* Set task:
Each entry that follows is to be retyped exactly. Pictures do not belong in the copy.

--- START Data to process ---

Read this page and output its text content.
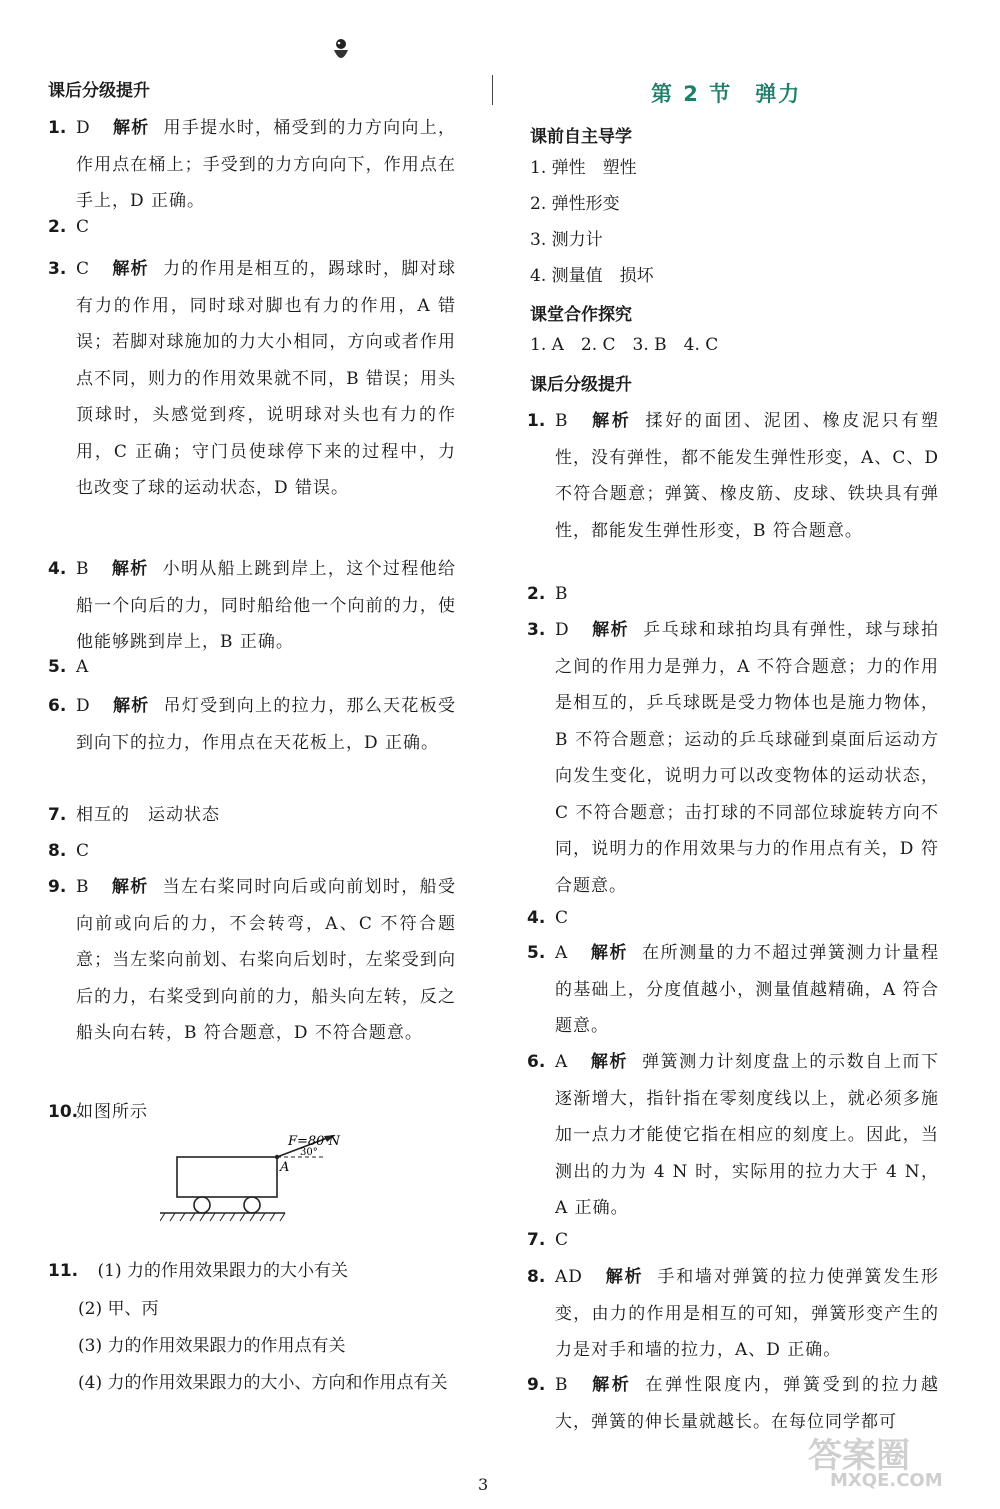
课后分级提升
1. D 解析 用手提水时，桶受到的力方向向上，作用点在桶上；手受到的力方向向下，作用点在手上，D 正确。
2. C
3. C 解析 力的作用是相互的，踢球时，脚对球有力的作用，同时球对脚也有力的作用，A 错误；若脚对球施加的力大小相同，方向或者作用点不同，则力的作用效果就不同，B 错误；用头顶球时，头感觉到疼，说明球对头也有力的作用，C 正确；守门员使球停下来的过程中，力也改变了球的运动状态，D 错误。
4. B 解析 小明从船上跳到岸上，这个过程他给船一个向后的力，同时船给他一个向前的力，使他能够跳到岸上，B 正确。
5. A
6. D 解析 吊灯受到向上的拉力，那么天花板受到向下的拉力，作用点在天花板上，D 正确。
7. 相互的　运动状态
8. C
9. B 解析 当左右桨同时向后或向前划时，船受向前或向后的力，不会转弯，A、C 不符合题意；当左桨向前划、右桨向后划时，左桨受到向后的力，右桨受到向前的力，船头向左转，反之船头向右转，B 符合题意，D 不符合题意。
10.
如图所示
F=80 N
30°
A
11. (1) 力的作用效果跟力的大小有关
(2) 甲、丙
(3) 力的作用效果跟力的作用点有关
(4) 力的作用效果跟力的大小、方向和作用点有关
第 2 节　弹力
课前自主导学
1. 弹性　塑性
2. 弹性形变
3. 测力计
4. 测量值　损坏
课堂合作探究
1. A　2. C　3. B　4. C
课后分级提升
1. B 解析 揉好的面团、泥团、橡皮泥只有塑性，没有弹性，都不能发生弹性形变，A、C、D 不符合题意；弹簧、橡皮筋、皮球、铁块具有弹性，都能发生弹性形变，B 符合题意。
2. B
3. D 解析 乒乓球和球拍均具有弹性，球与球拍之间的作用力是弹力，A 不符合题意；力的作用是相互的，乒乓球既是受力物体也是施力物体，B 不符合题意；运动的乒乓球碰到桌面后运动方向发生变化，说明力可以改变物体的运动状态，C 不符合题意；击打球的不同部位球旋转方向不同，说明力的作用效果与力的作用点有关，D 符合题意。
4. C
5. A 解析 在所测量的力不超过弹簧测力计量程的基础上，分度值越小，测量值越精确，A 符合题意。
6. A 解析 弹簧测力计刻度盘上的示数自上而下逐渐增大，指针指在零刻度线以上，就必须多施加一点力才能使它指在相应的刻度上。因此，当测出的力为 4 N 时，实际用的拉力大于 4 N，A 正确。
7. C
8. AD 解析 手和墙对弹簧的拉力使弹簧发生形变，由力的作用是相互的可知，弹簧形变产生的力是对手和墙的拉力，A、D 正确。
9. B 解析 在弹性限度内，弹簧受到的拉力越大，弹簧的伸长量就越长。在每位同学都可
3
答案圈
MXQE.COM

--- END Data to process ---

* Output:
Read this page and output its text content.
课后分级提升
1. D 解析 用手提水时，桶受到的力方向向上，作用点在桶上；手受到的力方向向下，作用点在手上，D 正确。
2. C
3. C 解析 力的作用是相互的，踢球时，脚对球有力的作用，同时球对脚也有力的作用，A 错误；若脚对球施加的力大小相同，方向或者作用点不同，则力的作用效果就不同，B 错误；用头顶球时，头感觉到疼，说明球对头也有力的作用，C 正确；守门员使球停下来的过程中，力也改变了球的运动状态，D 错误。
4. B 解析 小明从船上跳到岸上，这个过程他给船一个向后的力，同时船给他一个向前的力，使他能够跳到岸上，B 正确。
5. A
6. D 解析 吊灯受到向上的拉力，那么天花板受到向下的拉力，作用点在天花板上，D 正确。
7. 相互的　运动状态
8. C
9. B 解析 当左右桨同时向后或向前划时，船受向前或向后的力，不会转弯，A、C 不符合题意；当左桨向前划、右桨向后划时，左桨受到向后的力，右桨受到向前的力，船头向左转，反之船头向右转，B 符合题意，D 不符合题意。
10.
如图所示
F=80 N
30°
A
11. (1) 力的作用效果跟力的大小有关
(2) 甲、丙
(3) 力的作用效果跟力的作用点有关
(4) 力的作用效果跟力的大小、方向和作用点有关
第 2 节　弹力
课前自主导学
1. 弹性　塑性
2. 弹性形变
3. 测力计
4. 测量值　损坏
课堂合作探究
1. A　2. C　3. B　4. C
课后分级提升
1. B 解析 揉好的面团、泥团、橡皮泥只有塑性，没有弹性，都不能发生弹性形变，A、C、D 不符合题意；弹簧、橡皮筋、皮球、铁块具有弹性，都能发生弹性形变，B 符合题意。
2. B
3. D 解析 乒乓球和球拍均具有弹性，球与球拍之间的作用力是弹力，A 不符合题意；力的作用是相互的，乒乓球既是受力物体也是施力物体，B 不符合题意；运动的乒乓球碰到桌面后运动方向发生变化，说明力可以改变物体的运动状态，C 不符合题意；击打球的不同部位球旋转方向不同，说明力的作用效果与力的作用点有关，D 符合题意。
4. C
5. A 解析 在所测量的力不超过弹簧测力计量程的基础上，分度值越小，测量值越精确，A 符合题意。
6. A 解析 弹簧测力计刻度盘上的示数自上而下逐渐增大，指针指在零刻度线以上，就必须多施加一点力才能使它指在相应的刻度上。因此，当测出的力为 4 N 时，实际用的拉力大于 4 N，A 正确。
7. C
8. AD 解析 手和墙对弹簧的拉力使弹簧发生形变，由力的作用是相互的可知，弹簧形变产生的力是对手和墙的拉力，A、D 正确。
9. B 解析 在弹性限度内，弹簧受到的拉力越大，弹簧的伸长量就越长。在每位同学都可
3
答案圈
MXQE.COM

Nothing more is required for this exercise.